Task:
Reproduce all of the data below without alteration; exclude every picture.
--- Materials provided ---
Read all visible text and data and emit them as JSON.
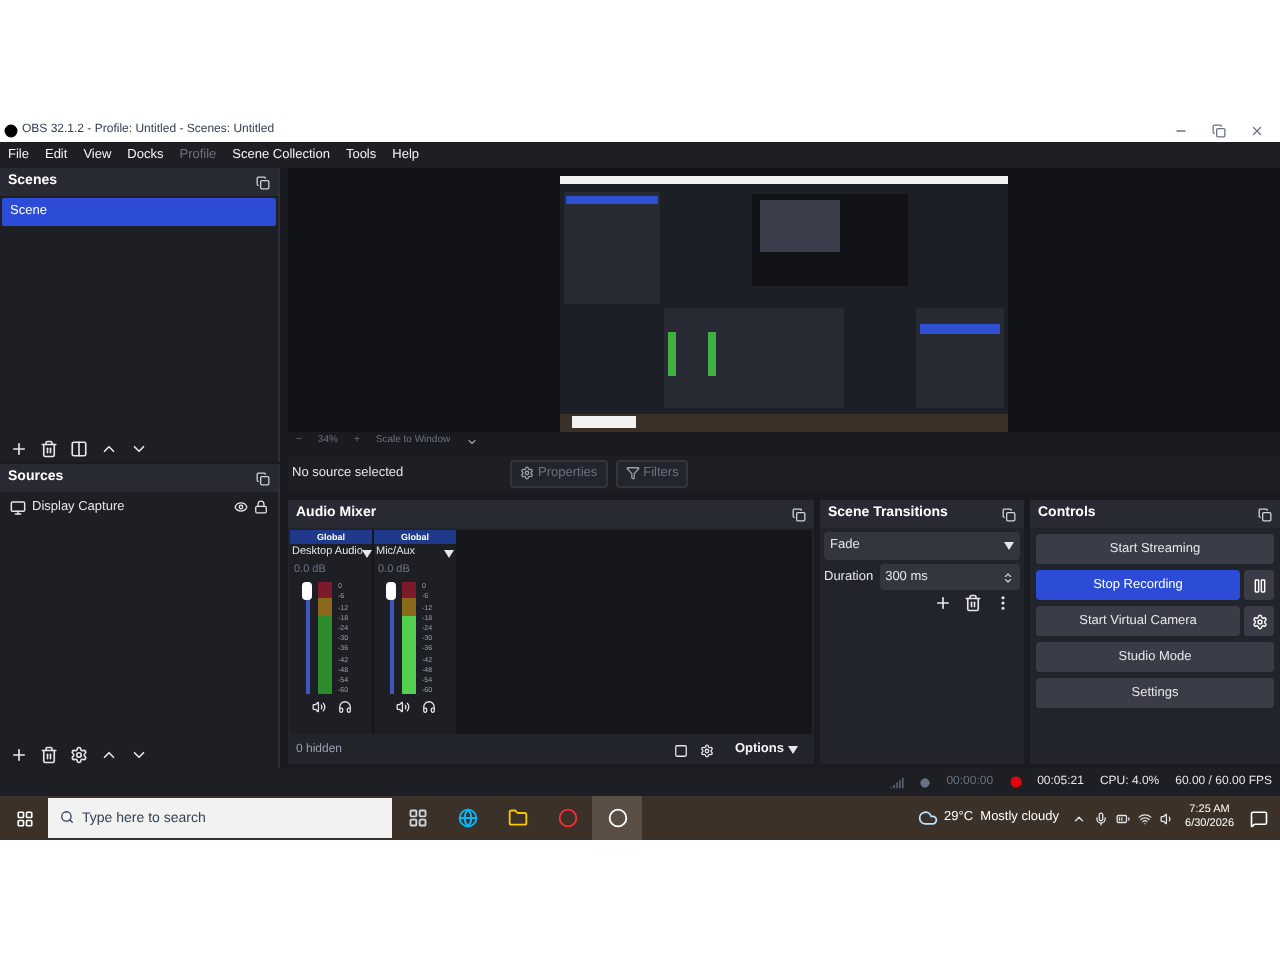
{
  "window": {
    "title": "OBS 32.1.2 - Profile: Untitled - Scenes: Untitled"
  },
  "menu": [
    {
      "label": "File",
      "disabled": false
    },
    {
      "label": "Edit",
      "disabled": false
    },
    {
      "label": "View",
      "disabled": false
    },
    {
      "label": "Docks",
      "disabled": false
    },
    {
      "label": "Profile",
      "disabled": true
    },
    {
      "label": "Scene Collection",
      "disabled": false
    },
    {
      "label": "Tools",
      "disabled": false
    },
    {
      "label": "Help",
      "disabled": false
    }
  ],
  "scenes": {
    "title": "Scenes",
    "items": [
      {
        "label": "Scene",
        "selected": true
      }
    ]
  },
  "preview": {
    "kind": "picture",
    "zoom_bar": [
      "−",
      "34%",
      "+",
      "Scale to Window"
    ]
  },
  "sources": {
    "title": "Sources",
    "items": [
      {
        "label": "Display Capture",
        "selected": false
      }
    ]
  },
  "source_toolbar": {
    "status": "No source selected",
    "buttons": [
      "Properties",
      "Filters"
    ]
  },
  "audio_mixer": {
    "title": "Audio Mixer",
    "channels": [
      {
        "badge": "Global",
        "name": "Desktop Audio",
        "reading": "0.0 dB",
        "level": 1,
        "ticks": [
          "0",
          "-6",
          "-12",
          "-18",
          "-24",
          "-30",
          "-36",
          "-42",
          "-48",
          "-54",
          "-60"
        ]
      },
      {
        "badge": "Global",
        "name": "Mic/Aux",
        "reading": "0.0 dB",
        "level": 1,
        "ticks": [
          "0",
          "-6",
          "-12",
          "-18",
          "-24",
          "-30",
          "-36",
          "-42",
          "-48",
          "-54",
          "-60"
        ]
      }
    ],
    "hidden": "0 hidden",
    "options": "Options"
  },
  "scene_transitions": {
    "title": "Scene Transitions",
    "transition": "Fade",
    "duration_label": "Duration",
    "duration": "300 ms"
  },
  "controls": {
    "title": "Controls",
    "buttons": [
      {
        "label": "Start Streaming",
        "active": false,
        "kind": "plain"
      },
      {
        "label": "Stop Recording",
        "active": true,
        "kind": "pause"
      },
      {
        "label": "Start Virtual Camera",
        "active": false,
        "kind": "gear"
      },
      {
        "label": "Studio Mode",
        "active": false,
        "kind": "plain"
      },
      {
        "label": "Settings",
        "active": false,
        "kind": "plain"
      }
    ]
  },
  "status_bar": {
    "stream_time": "00:00:00",
    "record_time": "00:05:21",
    "cpu": "CPU: 4.0%",
    "fps": "60.00 / 60.00 FPS"
  },
  "taskbar": {
    "search_placeholder": "Type here to search",
    "apps": [
      {
        "kind": "taskview",
        "selected": false
      },
      {
        "kind": "edge",
        "selected": false
      },
      {
        "kind": "folder",
        "selected": false
      },
      {
        "kind": "chrome",
        "selected": false
      },
      {
        "kind": "obs",
        "selected": true
      }
    ],
    "weather": "29°C  Mostly cloudy",
    "time": "7:25 AM",
    "date": "6/30/2026"
  }
}
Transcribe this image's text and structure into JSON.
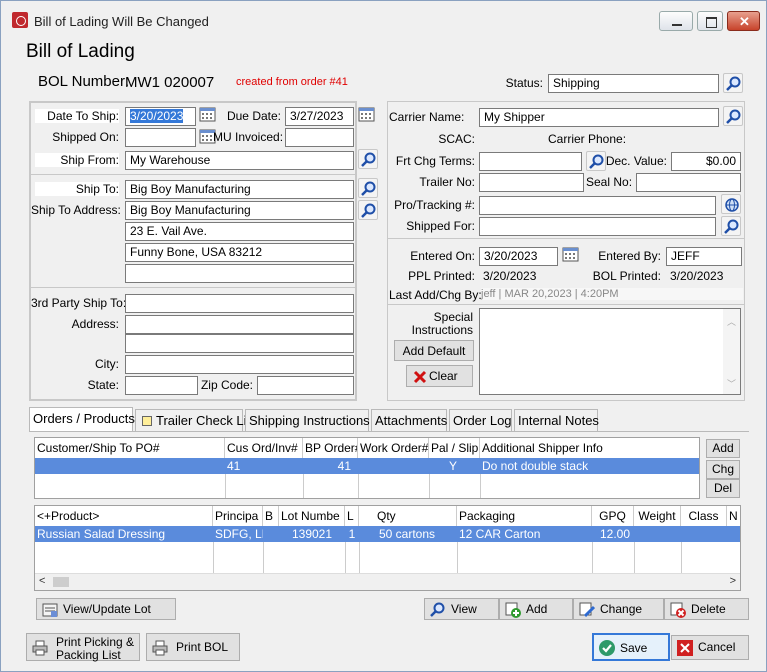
{
  "window": {
    "title": "Bill of Lading Will Be Changed"
  },
  "header": {
    "page_title": "Bill of Lading",
    "bol_label": "BOL Number:",
    "bol_number": "MW1 020007",
    "created_from": "created from order #41",
    "status_label": "Status:",
    "status_value": "Shipping"
  },
  "left": {
    "date_to_ship_label": "Date To Ship:",
    "date_to_ship": "3/20/2023",
    "due_date_label": "Due Date:",
    "due_date": "3/27/2023",
    "shipped_on_label": "Shipped On:",
    "shipped_on": "",
    "mu_invoiced_label": "MU Invoiced:",
    "mu_invoiced": "",
    "ship_from_label": "Ship From:",
    "ship_from": "My Warehouse",
    "ship_to_label": "Ship To:",
    "ship_to": "Big Boy Manufacturing",
    "ship_to_address_label": "Ship To Address:",
    "ship_to_address": [
      "Big Boy Manufacturing",
      "23 E. Vail Ave.",
      "Funny Bone, USA 83212",
      ""
    ],
    "third_party_label": "3rd Party Ship To:",
    "third_party": "",
    "address_label": "Address:",
    "address1": "",
    "address2": "",
    "city_label": "City:",
    "city": "",
    "state_label": "State:",
    "state": "",
    "zip_label": "Zip Code:",
    "zip": ""
  },
  "right": {
    "carrier_name_label": "Carrier Name:",
    "carrier_name": "My Shipper",
    "scac_label": "SCAC:",
    "carrier_phone_label": "Carrier Phone:",
    "frt_chg_terms_label": "Frt Chg Terms:",
    "frt_chg_terms": "",
    "dec_value_label": "Dec. Value:",
    "dec_value": "$0.00",
    "trailer_no_label": "Trailer No:",
    "trailer_no": "",
    "seal_no_label": "Seal No:",
    "seal_no": "",
    "pro_tracking_label": "Pro/Tracking #:",
    "pro_tracking": "",
    "shipped_for_label": "Shipped For:",
    "shipped_for": "",
    "entered_on_label": "Entered On:",
    "entered_on": "3/20/2023",
    "entered_by_label": "Entered By:",
    "entered_by": "JEFF",
    "ppl_printed_label": "PPL Printed:",
    "ppl_printed": "3/20/2023",
    "bol_printed_label": "BOL Printed:",
    "bol_printed": "3/20/2023",
    "last_add_label": "Last Add/Chg By:",
    "last_add": "jeff | MAR 20,2023 | 4:20PM",
    "special_instructions_label_1": "Special",
    "special_instructions_label_2": "Instructions",
    "add_default_label": "Add Default",
    "clear_label": "Clear"
  },
  "tabs": [
    "Orders / Products",
    "Trailer Check List",
    "Shipping Instructions",
    "Attachments",
    "Order Log",
    "Internal Notes"
  ],
  "orders_grid": {
    "headers": [
      "Customer/Ship To PO#",
      "Cus Ord/Inv#",
      "BP Order#",
      "Work Order#",
      "Pal / Slip",
      "Additional Shipper Info"
    ],
    "row": [
      "",
      "41",
      "41",
      "",
      "Y",
      "Do not double stack"
    ]
  },
  "order_buttons": {
    "add": "Add",
    "chg": "Chg",
    "del": "Del"
  },
  "products_grid": {
    "headers": [
      "<+Product>",
      "Principa",
      "B",
      "Lot Numbe",
      "L",
      "Qty",
      "Packaging",
      "GPQ",
      "Weight",
      "Class",
      "N"
    ],
    "row": [
      "Russian Salad Dressing",
      "SDFG, LI",
      "",
      "139021",
      "1",
      "50 cartons",
      "12 CAR Carton",
      "12.00",
      "",
      "",
      ""
    ]
  },
  "product_buttons": {
    "view_update_lot": "View/Update Lot",
    "view": "View",
    "add": "Add",
    "change": "Change",
    "delete": "Delete"
  },
  "footer": {
    "print_picking_1": "Print Picking &",
    "print_picking_2": "Packing List",
    "print_bol": "Print BOL",
    "save": "Save",
    "cancel": "Cancel"
  },
  "colors": {
    "selection": "#5a8bdc",
    "created_from": "#e00000",
    "accent": "#3366cc"
  }
}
---
Expected answer:
Read all visible text and data and emit them as JSON.
{
  "window": {
    "title": "OBS 32.1.2 - Profile: Untitled - Scenes: Untitled"
  },
  "menu": [
    {
      "label": "File",
      "disabled": false
    },
    {
      "label": "Edit",
      "disabled": false
    },
    {
      "label": "View",
      "disabled": false
    },
    {
      "label": "Docks",
      "disabled": false
    },
    {
      "label": "Profile",
      "disabled": true
    },
    {
      "label": "Scene Collection",
      "disabled": false
    },
    {
      "label": "Tools",
      "disabled": false
    },
    {
      "label": "Help",
      "disabled": false
    }
  ],
  "scenes": {
    "title": "Scenes",
    "items": [
      {
        "label": "Scene",
        "selected": true
      }
    ]
  },
  "preview": {
    "kind": "picture",
    "zoom_bar": [
      "−",
      "34%",
      "+",
      "Scale to Window"
    ]
  },
  "sources": {
    "title": "Sources",
    "items": [
      {
        "label": "Display Capture",
        "selected": false
      }
    ]
  },
  "source_toolbar": {
    "status": "No source selected",
    "buttons": [
      "Properties",
      "Filters"
    ]
  },
  "audio_mixer": {
    "title": "Audio Mixer",
    "channels": [
      {
        "badge": "Global",
        "name": "Desktop Audio",
        "reading": "0.0 dB",
        "level": 1,
        "ticks": [
          "0",
          "-6",
          "-12",
          "-18",
          "-24",
          "-30",
          "-36",
          "-42",
          "-48",
          "-54",
          "-60"
        ]
      },
      {
        "badge": "Global",
        "name": "Mic/Aux",
        "reading": "0.0 dB",
        "level": 1,
        "ticks": [
          "0",
          "-6",
          "-12",
          "-18",
          "-24",
          "-30",
          "-36",
          "-42",
          "-48",
          "-54",
          "-60"
        ]
      }
    ],
    "hidden": "0 hidden",
    "options": "Options"
  },
  "scene_transitions": {
    "title": "Scene Transitions",
    "transition": "Fade",
    "duration_label": "Duration",
    "duration": "300 ms"
  },
  "controls": {
    "title": "Controls",
    "buttons": [
      {
        "label": "Start Streaming",
        "active": false,
        "kind": "plain"
      },
      {
        "label": "Stop Recording",
        "active": true,
        "kind": "pause"
      },
      {
        "label": "Start Virtual Camera",
        "active": false,
        "kind": "gear"
      },
      {
        "label": "Studio Mode",
        "active": false,
        "kind": "plain"
      },
      {
        "label": "Settings",
        "active": false,
        "kind": "plain"
      }
    ]
  },
  "status_bar": {
    "stream_time": "00:00:00",
    "record_time": "00:05:21",
    "cpu": "CPU: 4.0%",
    "fps": "60.00 / 60.00 FPS"
  },
  "taskbar": {
    "search_placeholder": "Type here to search",
    "apps": [
      {
        "kind": "taskview",
        "selected": false
      },
      {
        "kind": "edge",
        "selected": false
      },
      {
        "kind": "folder",
        "selected": false
      },
      {
        "kind": "chrome",
        "selected": false
      },
      {
        "kind": "obs",
        "selected": true
      }
    ],
    "weather": "29°C  Mostly cloudy",
    "time": "7:25 AM",
    "date": "6/30/2026"
  }
}
Transcribe this image's text and structure into JSON.
{
  "window": {
    "title": "Bill of Lading Will Be Changed"
  },
  "header": {
    "page_title": "Bill of Lading",
    "bol_label": "BOL Number:",
    "bol_number": "MW1 020007",
    "created_from": "created from order #41",
    "status_label": "Status:",
    "status_value": "Shipping"
  },
  "left": {
    "date_to_ship_label": "Date To Ship:",
    "date_to_ship": "3/20/2023",
    "due_date_label": "Due Date:",
    "due_date": "3/27/2023",
    "shipped_on_label": "Shipped On:",
    "shipped_on": "",
    "mu_invoiced_label": "MU Invoiced:",
    "mu_invoiced": "",
    "ship_from_label": "Ship From:",
    "ship_from": "My Warehouse",
    "ship_to_label": "Ship To:",
    "ship_to": "Big Boy Manufacturing",
    "ship_to_address_label": "Ship To Address:",
    "ship_to_address": [
      "Big Boy Manufacturing",
      "23 E. Vail Ave.",
      "Funny Bone, USA 83212",
      ""
    ],
    "third_party_label": "3rd Party Ship To:",
    "third_party": "",
    "address_label": "Address:",
    "address1": "",
    "address2": "",
    "city_label": "City:",
    "city": "",
    "state_label": "State:",
    "state": "",
    "zip_label": "Zip Code:",
    "zip": ""
  },
  "right": {
    "carrier_name_label": "Carrier Name:",
    "carrier_name": "My Shipper",
    "scac_label": "SCAC:",
    "carrier_phone_label": "Carrier Phone:",
    "frt_chg_terms_label": "Frt Chg Terms:",
    "frt_chg_terms": "",
    "dec_value_label": "Dec. Value:",
    "dec_value": "$0.00",
    "trailer_no_label": "Trailer No:",
    "trailer_no": "",
    "seal_no_label": "Seal No:",
    "seal_no": "",
    "pro_tracking_label": "Pro/Tracking #:",
    "pro_tracking": "",
    "shipped_for_label": "Shipped For:",
    "shipped_for": "",
    "entered_on_label": "Entered On:",
    "entered_on": "3/20/2023",
    "entered_by_label": "Entered By:",
    "entered_by": "JEFF",
    "ppl_printed_label": "PPL Printed:",
    "ppl_printed": "3/20/2023",
    "bol_printed_label": "BOL Printed:",
    "bol_printed": "3/20/2023",
    "last_add_label": "Last Add/Chg By:",
    "last_add": "jeff | MAR 20,2023 | 4:20PM",
    "special_instructions_label_1": "Special",
    "special_instructions_label_2": "Instructions",
    "add_default_label": "Add Default",
    "clear_label": "Clear"
  },
  "tabs": [
    "Orders / Products",
    "Trailer Check List",
    "Shipping Instructions",
    "Attachments",
    "Order Log",
    "Internal Notes"
  ],
  "orders_grid": {
    "headers": [
      "Customer/Ship To PO#",
      "Cus Ord/Inv#",
      "BP Order#",
      "Work Order#",
      "Pal / Slip",
      "Additional Shipper Info"
    ],
    "row": [
      "",
      "41",
      "41",
      "",
      "Y",
      "Do not double stack"
    ]
  },
  "order_buttons": {
    "add": "Add",
    "chg": "Chg",
    "del": "Del"
  },
  "products_grid": {
    "headers": [
      "<+Product>",
      "Principa",
      "B",
      "Lot Numbe",
      "L",
      "Qty",
      "Packaging",
      "GPQ",
      "Weight",
      "Class",
      "N"
    ],
    "row": [
      "Russian Salad Dressing",
      "SDFG, LI",
      "",
      "139021",
      "1",
      "50 cartons",
      "12 CAR Carton",
      "12.00",
      "",
      "",
      ""
    ]
  },
  "product_buttons": {
    "view_update_lot": "View/Update Lot",
    "view": "View",
    "add": "Add",
    "change": "Change",
    "delete": "Delete"
  },
  "footer": {
    "print_picking_1": "Print Picking &",
    "print_picking_2": "Packing List",
    "print_bol": "Print BOL",
    "save": "Save",
    "cancel": "Cancel"
  },
  "colors": {
    "selection": "#5a8bdc",
    "created_from": "#e00000",
    "accent": "#3366cc"
  }
}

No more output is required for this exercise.